**TASK INSTRUCTIONS**
Return each line holding the string "용인특례시".

──────── PROVIDED INFORMATION ────────

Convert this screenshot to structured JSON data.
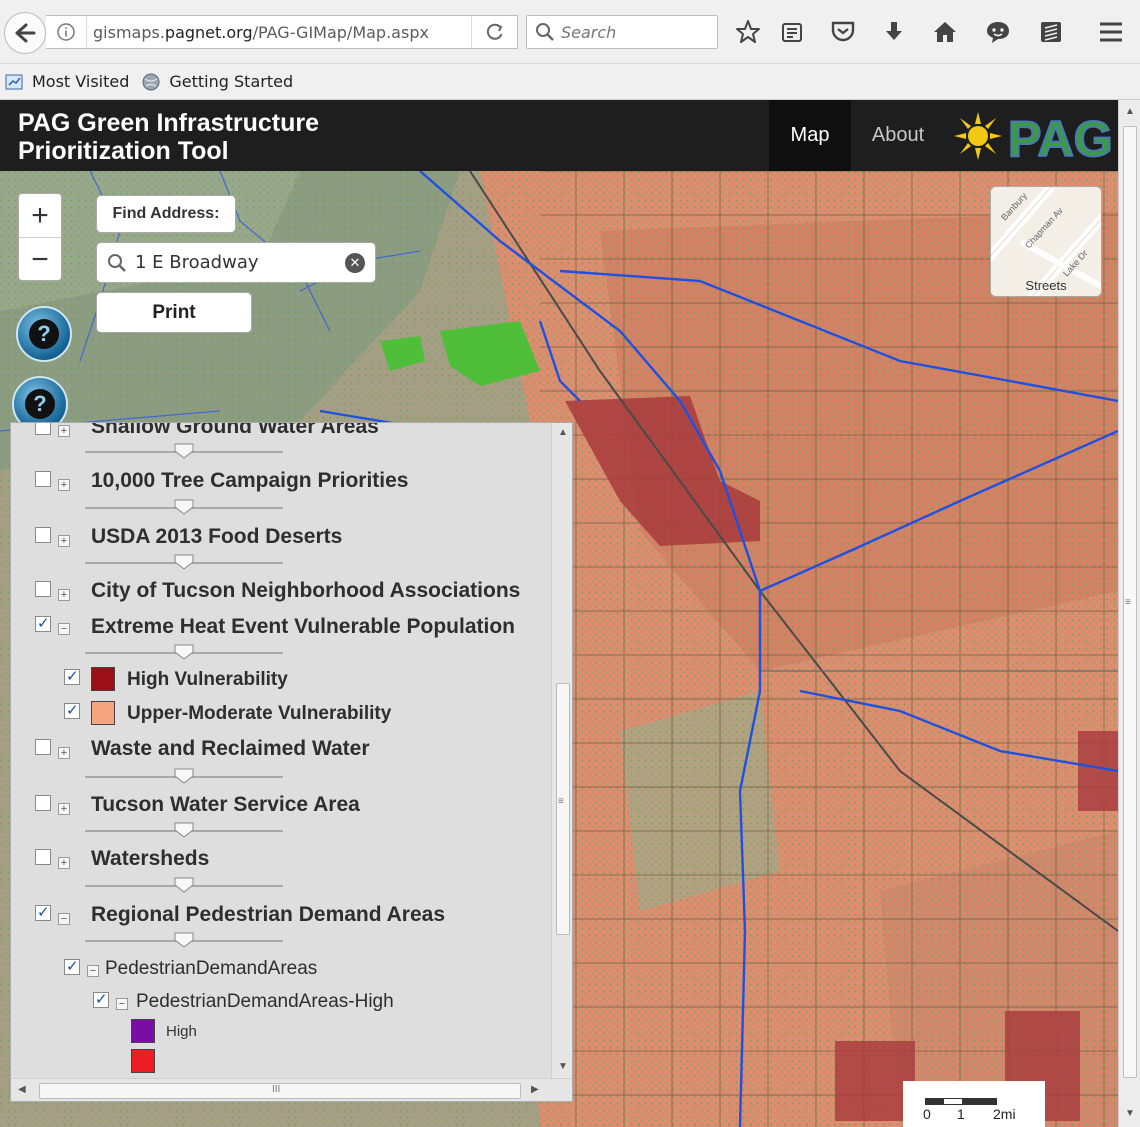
{
  "browser": {
    "url_prefix": "gismaps.",
    "url_domain": "pagnet.org",
    "url_path": "/PAG-GIMap/Map.aspx",
    "search_placeholder": "Search",
    "bookmarks": [
      "Most Visited",
      "Getting Started"
    ]
  },
  "app": {
    "title": "PAG Green Infrastructure\nPrioritization Tool",
    "nav": {
      "map": "Map",
      "about": "About"
    },
    "logo_text": "PAG",
    "colors": {
      "header_bg": "#1e1e1e",
      "logo_sun": "#f2c811",
      "logo_green": "#3a9a45",
      "logo_blue": "#4a7ab5"
    }
  },
  "map_controls": {
    "zoom_in": "+",
    "zoom_out": "−",
    "find_address_label": "Find Address:",
    "address_value": "1 E Broadway",
    "clear_symbol": "✕",
    "print_label": "Print",
    "help_symbol": "?",
    "basemap_label": "Streets",
    "basemap_streets": [
      "Banbury",
      "Chapman Av",
      "Lake Dr"
    ],
    "scale_labels": [
      "0",
      "1",
      "2mi"
    ]
  },
  "layers": [
    {
      "name": "Shallow Ground Water Areas",
      "checked": false
    },
    {
      "name": "10,000 Tree Campaign Priorities",
      "checked": false
    },
    {
      "name": "USDA 2013 Food Deserts",
      "checked": false
    },
    {
      "name": "City of Tucson Neighborhood Associations",
      "checked": false
    },
    {
      "name": "Extreme Heat Event Vulnerable Population",
      "checked": true
    },
    {
      "name": "Waste and Reclaimed Water",
      "checked": false
    },
    {
      "name": "Tucson Water Service Area",
      "checked": false
    },
    {
      "name": "Watersheds",
      "checked": false
    },
    {
      "name": "Regional Pedestrian Demand Areas",
      "checked": true
    }
  ],
  "heat_sublayers": [
    {
      "name": "High Vulnerability",
      "checked": true,
      "color": "#9b0f17"
    },
    {
      "name": "Upper-Moderate Vulnerability",
      "checked": true,
      "color": "#f4a57f"
    }
  ],
  "pedestrian_sublayers": {
    "group": "PedestrianDemandAreas",
    "subgroup": "PedestrianDemandAreas-High",
    "legend": [
      {
        "label": "High",
        "color": "#7a0da6"
      },
      {
        "label": "",
        "color": "#ee1c25"
      }
    ]
  },
  "panel_scroll": {
    "h_label": "III",
    "v_label": "≡"
  }
}
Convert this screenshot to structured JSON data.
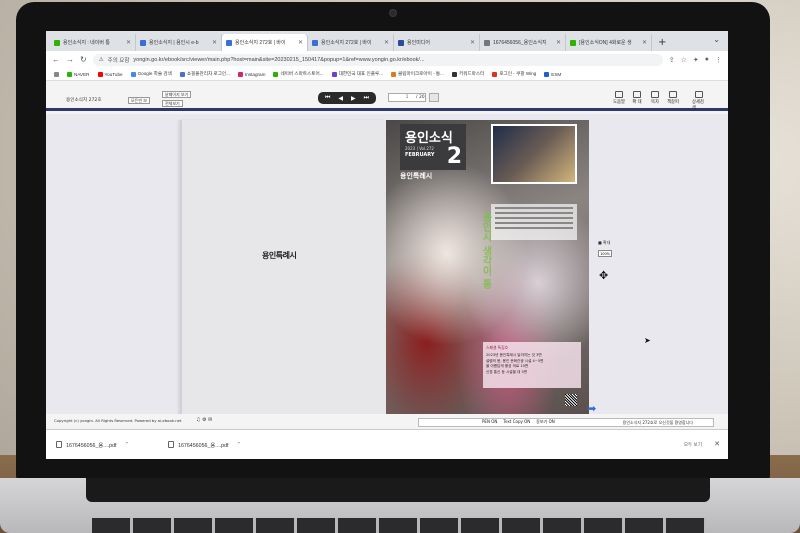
{
  "browser": {
    "tabs": [
      {
        "label": "용인소식지 : 네이버 통",
        "color": "#2db400",
        "active": false
      },
      {
        "label": "용인소식지 | 용인시 e-b",
        "color": "#3b6fd6",
        "active": false
      },
      {
        "label": "용인소식지 272호 | 바이",
        "color": "#3b6fd6",
        "active": true
      },
      {
        "label": "용인소식지 272호 | 바이",
        "color": "#3b6fd6",
        "active": false
      },
      {
        "label": "용인미디어",
        "color": "#2b4a9b",
        "active": false
      },
      {
        "label": "1676456056_용인소식지",
        "color": "#777777",
        "active": false
      },
      {
        "label": "[용인소식ON] 4화로운 생",
        "color": "#2db400",
        "active": false
      }
    ],
    "new_tab": "+",
    "insecure_label": "주의 요함",
    "url": "yongin.go.kr/ebook/src/viewer/main.php?host=main&site=20230215_150417&popup=1&ref=www.yongin.go.kr/ebook/...",
    "bookmarks": [
      {
        "label": "NAVER",
        "color": "#2db400"
      },
      {
        "label": "YouTube",
        "color": "#ff0000"
      },
      {
        "label": "Google 학술 검색",
        "color": "#4285f4"
      },
      {
        "label": "쇼핑몰관리자 로그인...",
        "color": "#4a6fd4"
      },
      {
        "label": "Instagram",
        "color": "#d6246e"
      },
      {
        "label": "네이버 스마트스토어...",
        "color": "#2db400"
      },
      {
        "label": "대한민국 대표 인플루...",
        "color": "#6b3fd4"
      },
      {
        "label": "클립마이크로아이 - 통...",
        "color": "#e07a1f"
      },
      {
        "label": "키워드마스터",
        "color": "#333333"
      },
      {
        "label": "로그인 - 쿠팡 Wing",
        "color": "#e0301e"
      },
      {
        "label": "ESM",
        "color": "#1f5fd4"
      }
    ]
  },
  "viewer": {
    "title": "용인소식지 272호",
    "btn_full": "모든빈 보",
    "btn_fit": "낱페이지 보기",
    "btn_spread": "전체보기",
    "pager": [
      "⏮",
      "◀",
      "▶",
      "⏭"
    ],
    "page_current": "1",
    "page_total": "/ 20",
    "tools": [
      {
        "label": "도움말"
      },
      {
        "label": "확 대"
      },
      {
        "label": "목차"
      },
      {
        "label": "책갈피"
      },
      {
        "label": "상세검색"
      }
    ],
    "left_logo": "용인특례시",
    "cover": {
      "name": "용인소식",
      "issue": "2023 | Vol.272",
      "month": "FEBRUARY",
      "number": "2",
      "brand": "용인특례시",
      "vertical_text": "용인시 생각이 통",
      "pink_head": "스페셜 특집호",
      "pink_lines": [
        "2023년 용인특례시 달라지는 것 3면",
        "설렘의 봄, 용인 문화관광 시설 4~5면",
        "물 아름답게 풍성 의료 10면",
        "신경 통신 등 시설을 대 5면"
      ]
    },
    "side_zoom_label": "■ 확대",
    "side_zoom_value": "100%",
    "footer_text": "Copyright (c) yongin. All Rights Reserved. Powered by ai-ebook.net",
    "status_options": [
      "PEN ON",
      "Text Copy ON",
      "돋보기 ON"
    ],
    "status_message": "용인소식지 272호로 오신것을 환영합니다"
  },
  "downloads": {
    "items": [
      {
        "name": "1676456056_용....pdf"
      },
      {
        "name": "1676456056_용....pdf"
      }
    ],
    "show_all": "모두 보기"
  }
}
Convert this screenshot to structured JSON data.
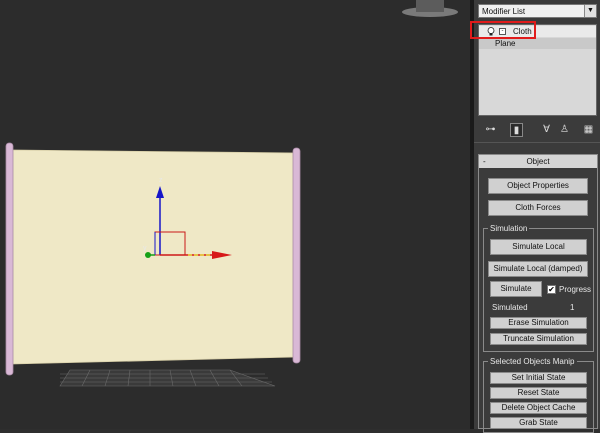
{
  "modifier_list": {
    "label": "Modifier List",
    "arrow": "▼"
  },
  "stack": {
    "items": [
      {
        "label": "Cloth",
        "expander": "-"
      },
      {
        "label": "Plane"
      }
    ]
  },
  "toolbar": {
    "icons": [
      "pin-stack-icon",
      "show-end-result-icon",
      "make-unique-icon",
      "remove-modifier-icon",
      "configure-sets-icon"
    ]
  },
  "rollout": {
    "title": "Object",
    "collapse": "-",
    "object_properties": "Object Properties",
    "cloth_forces": "Cloth Forces",
    "simulation": {
      "title": "Simulation",
      "simulate_local": "Simulate Local",
      "simulate_local_damped": "Simulate Local (damped)",
      "simulate": "Simulate",
      "progress": "Progress",
      "progress_checked": true,
      "simulated_label": "Simulated",
      "simulated_value": "1",
      "erase_simulation": "Erase Simulation",
      "truncate_simulation": "Truncate Simulation"
    },
    "selected_objects": {
      "title": "Selected Objects Manip",
      "set_initial_state": "Set Initial State",
      "reset_state": "Reset State",
      "delete_object_cache": "Delete Object Cache",
      "grab_state": "Grab State"
    }
  },
  "viewport": {
    "axis_z": "z",
    "axis_y": "y"
  },
  "colors": {
    "highlight": "#e01b1b",
    "cloth": "#efe8c6",
    "pole": "#d9b8d6"
  }
}
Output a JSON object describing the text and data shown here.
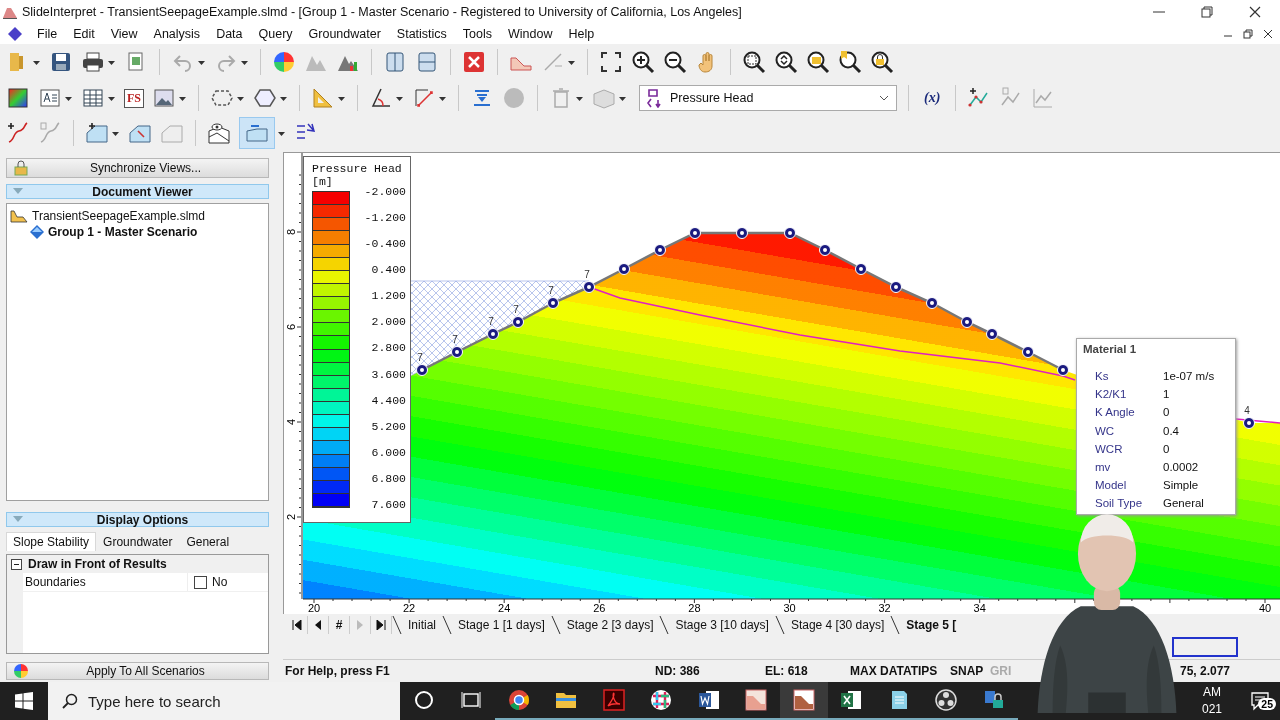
{
  "window": {
    "title": "SlideInterpret - TransientSeepageExample.slmd - [Group 1 - Master Scenario - Registered to University of California, Los Angeles]"
  },
  "menu": [
    "File",
    "Edit",
    "View",
    "Analysis",
    "Data",
    "Query",
    "Groundwater",
    "Statistics",
    "Tools",
    "Window",
    "Help"
  ],
  "toolbar": {
    "fs_label": "FS",
    "function_label": "(x)",
    "result_type": "Pressure Head",
    "water_table_tool": {
      "selected": true
    }
  },
  "sidebar": {
    "sync_button": "Synchronize Views...",
    "document_viewer": {
      "title": "Document Viewer",
      "tree": [
        {
          "label": "TransientSeepageExample.slmd",
          "selected": false,
          "children": [
            {
              "label": "Group 1 - Master Scenario",
              "selected": true
            }
          ]
        }
      ]
    },
    "display_options": {
      "title": "Display Options",
      "tabs": [
        {
          "label": "Slope Stability",
          "selected": true
        },
        {
          "label": "Groundwater",
          "selected": false
        },
        {
          "label": "General",
          "selected": false
        }
      ],
      "sections": [
        {
          "title": "Draw in Front of Results",
          "expanded": true,
          "rows": [
            {
              "label": "Boundaries",
              "checked": false,
              "value": "No"
            }
          ]
        }
      ]
    },
    "apply_button": "Apply To All Scenarios"
  },
  "view": {
    "legend": {
      "title": "Pressure Head",
      "unit": "[m]",
      "values": [
        "-2.000",
        "-1.200",
        "-0.400",
        "0.400",
        "1.200",
        "2.000",
        "2.800",
        "3.600",
        "4.400",
        "5.200",
        "6.000",
        "6.800",
        "7.600"
      ]
    },
    "x_ticks": [
      "20",
      "22",
      "24",
      "26",
      "28",
      "30",
      "32",
      "34",
      "40"
    ],
    "y_ticks": [
      "8",
      "6",
      "4",
      "2"
    ],
    "node_labels": [
      "7",
      "7",
      "7",
      "7",
      "7",
      "7",
      "4"
    ],
    "material_popup": {
      "title": "Material 1",
      "rows": [
        {
          "label": "Ks",
          "value": "1e-07 m/s"
        },
        {
          "label": "K2/K1",
          "value": "1"
        },
        {
          "label": "K Angle",
          "value": "0"
        },
        {
          "label": "WC",
          "value": "0.4"
        },
        {
          "label": "WCR",
          "value": "0"
        },
        {
          "label": "mv",
          "value": "0.0002"
        },
        {
          "label": "Model",
          "value": "Simple"
        },
        {
          "label": "Soil Type",
          "value": "General"
        }
      ]
    }
  },
  "stages": {
    "page_button": "#",
    "tabs": [
      {
        "label": "Initial",
        "selected": false
      },
      {
        "label": "Stage 1 [1 days]",
        "selected": false
      },
      {
        "label": "Stage 2 [3 days]",
        "selected": false
      },
      {
        "label": "Stage 3 [10 days]",
        "selected": false
      },
      {
        "label": "Stage 4 [30 days]",
        "selected": false
      },
      {
        "label": "Stage 5 [",
        "selected": true
      }
    ]
  },
  "status_bar": {
    "help": "For Help, press F1",
    "panes": [
      {
        "text": "ND: 386",
        "enabled": true
      },
      {
        "text": "EL: 618",
        "enabled": true
      },
      {
        "text": "MAX DATATIPS",
        "enabled": true
      },
      {
        "text": "SNAP",
        "enabled": true
      },
      {
        "text": "GRI",
        "enabled": false
      },
      {
        "text": "75, 2.077",
        "enabled": true
      }
    ]
  },
  "taskbar": {
    "search": {
      "placeholder": "Type here to search"
    },
    "clock": [
      "AM",
      "021"
    ],
    "notifications": "25"
  }
}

────────

**OUTPUT FOR THIS TASK**
    "left_logo": "용인특례시",
      "brand": "용인특례시",
        "2023년 용인특례시 달라지는 것 3면",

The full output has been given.